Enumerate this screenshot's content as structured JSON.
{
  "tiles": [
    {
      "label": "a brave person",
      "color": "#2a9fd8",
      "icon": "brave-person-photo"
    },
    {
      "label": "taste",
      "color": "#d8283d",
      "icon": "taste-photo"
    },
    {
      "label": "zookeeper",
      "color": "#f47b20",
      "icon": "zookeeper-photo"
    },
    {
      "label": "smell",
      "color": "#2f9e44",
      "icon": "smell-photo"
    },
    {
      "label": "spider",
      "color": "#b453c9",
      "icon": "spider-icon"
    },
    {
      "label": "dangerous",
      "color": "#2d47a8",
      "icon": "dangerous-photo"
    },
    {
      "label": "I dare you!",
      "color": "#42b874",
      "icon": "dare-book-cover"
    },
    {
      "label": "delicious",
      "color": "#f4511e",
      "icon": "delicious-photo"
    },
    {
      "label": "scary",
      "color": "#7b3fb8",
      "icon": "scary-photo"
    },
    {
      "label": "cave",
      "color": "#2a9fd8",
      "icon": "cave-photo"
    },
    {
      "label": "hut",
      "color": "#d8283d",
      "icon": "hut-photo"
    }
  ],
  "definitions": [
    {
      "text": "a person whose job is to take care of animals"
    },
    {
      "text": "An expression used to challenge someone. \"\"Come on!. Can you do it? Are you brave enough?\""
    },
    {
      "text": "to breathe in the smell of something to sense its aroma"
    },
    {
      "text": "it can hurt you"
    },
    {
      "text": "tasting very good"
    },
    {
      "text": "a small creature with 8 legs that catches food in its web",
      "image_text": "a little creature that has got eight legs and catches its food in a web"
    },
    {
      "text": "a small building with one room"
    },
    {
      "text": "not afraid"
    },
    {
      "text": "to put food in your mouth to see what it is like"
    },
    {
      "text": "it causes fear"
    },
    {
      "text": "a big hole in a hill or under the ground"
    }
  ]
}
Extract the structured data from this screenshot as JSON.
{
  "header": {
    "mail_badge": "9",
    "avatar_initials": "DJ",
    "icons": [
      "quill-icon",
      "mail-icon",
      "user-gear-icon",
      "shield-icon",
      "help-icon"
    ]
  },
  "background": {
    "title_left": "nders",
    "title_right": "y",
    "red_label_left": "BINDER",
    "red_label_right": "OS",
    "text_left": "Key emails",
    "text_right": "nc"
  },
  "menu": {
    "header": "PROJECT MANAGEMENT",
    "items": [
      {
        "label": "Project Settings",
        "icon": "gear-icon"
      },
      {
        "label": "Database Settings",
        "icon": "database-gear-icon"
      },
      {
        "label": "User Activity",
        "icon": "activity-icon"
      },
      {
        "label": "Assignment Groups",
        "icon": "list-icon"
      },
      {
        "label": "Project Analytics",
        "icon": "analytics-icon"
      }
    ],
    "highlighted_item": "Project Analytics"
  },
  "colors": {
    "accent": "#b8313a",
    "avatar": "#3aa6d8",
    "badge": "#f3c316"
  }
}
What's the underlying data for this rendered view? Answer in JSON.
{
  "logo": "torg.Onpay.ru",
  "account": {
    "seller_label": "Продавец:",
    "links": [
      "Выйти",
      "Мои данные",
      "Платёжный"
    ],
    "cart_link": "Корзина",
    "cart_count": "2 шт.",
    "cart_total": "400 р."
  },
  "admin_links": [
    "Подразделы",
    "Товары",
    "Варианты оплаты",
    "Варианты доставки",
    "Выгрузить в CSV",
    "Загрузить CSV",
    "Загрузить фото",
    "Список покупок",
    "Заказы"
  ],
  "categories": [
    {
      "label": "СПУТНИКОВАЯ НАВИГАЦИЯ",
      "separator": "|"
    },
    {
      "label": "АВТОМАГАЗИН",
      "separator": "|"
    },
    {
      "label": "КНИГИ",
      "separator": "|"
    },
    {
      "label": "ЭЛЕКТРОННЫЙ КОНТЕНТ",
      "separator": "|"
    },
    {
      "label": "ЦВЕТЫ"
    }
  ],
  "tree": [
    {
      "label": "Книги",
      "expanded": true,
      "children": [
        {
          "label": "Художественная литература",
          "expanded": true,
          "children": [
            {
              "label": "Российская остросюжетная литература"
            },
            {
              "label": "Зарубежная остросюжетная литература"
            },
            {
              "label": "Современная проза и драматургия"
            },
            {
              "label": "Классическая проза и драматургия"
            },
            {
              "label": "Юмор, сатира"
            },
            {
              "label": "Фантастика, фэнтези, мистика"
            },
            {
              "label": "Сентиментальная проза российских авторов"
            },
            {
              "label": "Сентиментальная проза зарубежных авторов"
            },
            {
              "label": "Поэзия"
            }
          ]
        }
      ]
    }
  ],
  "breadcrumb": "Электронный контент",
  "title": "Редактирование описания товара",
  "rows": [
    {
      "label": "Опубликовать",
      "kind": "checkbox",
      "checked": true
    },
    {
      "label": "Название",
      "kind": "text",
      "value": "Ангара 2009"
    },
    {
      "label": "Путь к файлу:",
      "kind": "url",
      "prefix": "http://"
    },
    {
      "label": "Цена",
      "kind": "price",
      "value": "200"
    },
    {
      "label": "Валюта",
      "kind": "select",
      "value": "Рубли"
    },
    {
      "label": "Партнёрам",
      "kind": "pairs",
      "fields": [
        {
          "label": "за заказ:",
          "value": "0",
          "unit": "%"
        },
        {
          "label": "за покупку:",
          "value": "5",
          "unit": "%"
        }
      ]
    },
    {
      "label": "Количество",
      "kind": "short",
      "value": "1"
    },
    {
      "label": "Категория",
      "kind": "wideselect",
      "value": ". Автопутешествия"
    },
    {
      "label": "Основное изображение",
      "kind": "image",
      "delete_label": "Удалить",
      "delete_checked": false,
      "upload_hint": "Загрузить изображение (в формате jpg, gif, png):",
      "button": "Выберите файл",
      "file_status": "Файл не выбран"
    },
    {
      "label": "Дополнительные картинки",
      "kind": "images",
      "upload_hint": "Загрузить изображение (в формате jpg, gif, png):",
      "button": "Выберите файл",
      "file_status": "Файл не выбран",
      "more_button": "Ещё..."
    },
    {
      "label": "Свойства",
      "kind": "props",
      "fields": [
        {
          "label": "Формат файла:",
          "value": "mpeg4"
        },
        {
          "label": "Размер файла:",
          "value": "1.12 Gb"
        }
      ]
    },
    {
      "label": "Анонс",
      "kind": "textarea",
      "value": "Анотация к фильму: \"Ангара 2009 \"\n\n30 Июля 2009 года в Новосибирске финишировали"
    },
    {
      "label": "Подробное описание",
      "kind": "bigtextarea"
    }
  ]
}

-=-=-=-=-

Repeat the lines above exactly.

-- CORRECT RESULT --
Enumerate this screenshot's content as structured JSON.
{
  "tiles": [
    {
      "label": "a brave person",
      "color": "#2a9fd8",
      "icon": "brave-person-photo"
    },
    {
      "label": "taste",
      "color": "#d8283d",
      "icon": "taste-photo"
    },
    {
      "label": "zookeeper",
      "color": "#f47b20",
      "icon": "zookeeper-photo"
    },
    {
      "label": "smell",
      "color": "#2f9e44",
      "icon": "smell-photo"
    },
    {
      "label": "spider",
      "color": "#b453c9",
      "icon": "spider-icon"
    },
    {
      "label": "dangerous",
      "color": "#2d47a8",
      "icon": "dangerous-photo"
    },
    {
      "label": "I dare you!",
      "color": "#42b874",
      "icon": "dare-book-cover"
    },
    {
      "label": "delicious",
      "color": "#f4511e",
      "icon": "delicious-photo"
    },
    {
      "label": "scary",
      "color": "#7b3fb8",
      "icon": "scary-photo"
    },
    {
      "label": "cave",
      "color": "#2a9fd8",
      "icon": "cave-photo"
    },
    {
      "label": "hut",
      "color": "#d8283d",
      "icon": "hut-photo"
    }
  ],
  "definitions": [
    {
      "text": "a person whose job is to take care of animals"
    },
    {
      "text": "An expression used to challenge someone. \"\"Come on!. Can you do it? Are you brave enough?\""
    },
    {
      "text": "to breathe in the smell of something to sense its aroma"
    },
    {
      "text": "it can hurt you"
    },
    {
      "text": "tasting very good"
    },
    {
      "text": "a small creature with 8 legs that catches food in its web",
      "image_text": "a little creature that has got eight legs and catches its food in a web"
    },
    {
      "text": "a small building with one room"
    },
    {
      "text": "not afraid"
    },
    {
      "text": "to put food in your mouth to see what it is like"
    },
    {
      "text": "it causes fear"
    },
    {
      "text": "a big hole in a hill or under the ground"
    }
  ]
}
Extract the structured data from this screenshot as JSON.
{
  "header": {
    "mail_badge": "9",
    "avatar_initials": "DJ",
    "icons": [
      "quill-icon",
      "mail-icon",
      "user-gear-icon",
      "shield-icon",
      "help-icon"
    ]
  },
  "background": {
    "title_left": "nders",
    "title_right": "y",
    "red_label_left": "BINDER",
    "red_label_right": "OS",
    "text_left": "Key emails",
    "text_right": "nc"
  },
  "menu": {
    "header": "PROJECT MANAGEMENT",
    "items": [
      {
        "label": "Project Settings",
        "icon": "gear-icon"
      },
      {
        "label": "Database Settings",
        "icon": "database-gear-icon"
      },
      {
        "label": "User Activity",
        "icon": "activity-icon"
      },
      {
        "label": "Assignment Groups",
        "icon": "list-icon"
      },
      {
        "label": "Project Analytics",
        "icon": "analytics-icon"
      }
    ],
    "highlighted_item": "Project Analytics"
  },
  "colors": {
    "accent": "#b8313a",
    "avatar": "#3aa6d8",
    "badge": "#f3c316"
  }
}
What's the underlying data for this rendered view? Answer in JSON.
{
  "logo": "torg.Onpay.ru",
  "account": {
    "seller_label": "Продавец:",
    "links": [
      "Выйти",
      "Мои данные",
      "Платёжный"
    ],
    "cart_link": "Корзина",
    "cart_count": "2 шт.",
    "cart_total": "400 р."
  },
  "admin_links": [
    "Подразделы",
    "Товары",
    "Варианты оплаты",
    "Варианты доставки",
    "Выгрузить в CSV",
    "Загрузить CSV",
    "Загрузить фото",
    "Список покупок",
    "Заказы"
  ],
  "categories": [
    {
      "label": "СПУТНИКОВАЯ НАВИГАЦИЯ",
      "separator": "|"
    },
    {
      "label": "АВТОМАГАЗИН",
      "separator": "|"
    },
    {
      "label": "КНИГИ",
      "separator": "|"
    },
    {
      "label": "ЭЛЕКТРОННЫЙ КОНТЕНТ",
      "separator": "|"
    },
    {
      "label": "ЦВЕТЫ"
    }
  ],
  "tree": [
    {
      "label": "Книги",
      "expanded": true,
      "children": [
        {
          "label": "Художественная литература",
          "expanded": true,
          "children": [
            {
              "label": "Российская остросюжетная литература"
            },
            {
              "label": "Зарубежная остросюжетная литература"
            },
            {
              "label": "Современная проза и драматургия"
            },
            {
              "label": "Классическая проза и драматургия"
            },
            {
              "label": "Юмор, сатира"
            },
            {
              "label": "Фантастика, фэнтези, мистика"
            },
            {
              "label": "Сентиментальная проза российских авторов"
            },
            {
              "label": "Сентиментальная проза зарубежных авторов"
            },
            {
              "label": "Поэзия"
            }
          ]
        }
      ]
    }
  ],
  "breadcrumb": "Электронный контент",
  "title": "Редактирование описания товара",
  "rows": [
    {
      "label": "Опубликовать",
      "kind": "checkbox",
      "checked": true
    },
    {
      "label": "Название",
      "kind": "text",
      "value": "Ангара 2009"
    },
    {
      "label": "Путь к файлу:",
      "kind": "url",
      "prefix": "http://"
    },
    {
      "label": "Цена",
      "kind": "price",
      "value": "200"
    },
    {
      "label": "Валюта",
      "kind": "select",
      "value": "Рубли"
    },
    {
      "label": "Партнёрам",
      "kind": "pairs",
      "fields": [
        {
          "label": "за заказ:",
          "value": "0",
          "unit": "%"
        },
        {
          "label": "за покупку:",
          "value": "5",
          "unit": "%"
        }
      ]
    },
    {
      "label": "Количество",
      "kind": "short",
      "value": "1"
    },
    {
      "label": "Категория",
      "kind": "wideselect",
      "value": ". Автопутешествия"
    },
    {
      "label": "Основное изображение",
      "kind": "image",
      "delete_label": "Удалить",
      "delete_checked": false,
      "upload_hint": "Загрузить изображение (в формате jpg, gif, png):",
      "button": "Выберите файл",
      "file_status": "Файл не выбран"
    },
    {
      "label": "Дополнительные картинки",
      "kind": "images",
      "upload_hint": "Загрузить изображение (в формате jpg, gif, png):",
      "button": "Выберите файл",
      "file_status": "Файл не выбран",
      "more_button": "Ещё..."
    },
    {
      "label": "Свойства",
      "kind": "props",
      "fields": [
        {
          "label": "Формат файла:",
          "value": "mpeg4"
        },
        {
          "label": "Размер файла:",
          "value": "1.12 Gb"
        }
      ]
    },
    {
      "label": "Анонс",
      "kind": "textarea",
      "value": "Анотация к фильму: \"Ангара 2009 \"\n\n30 Июля 2009 года в Новосибирске финишировали"
    },
    {
      "label": "Подробное описание",
      "kind": "bigtextarea"
    }
  ]
}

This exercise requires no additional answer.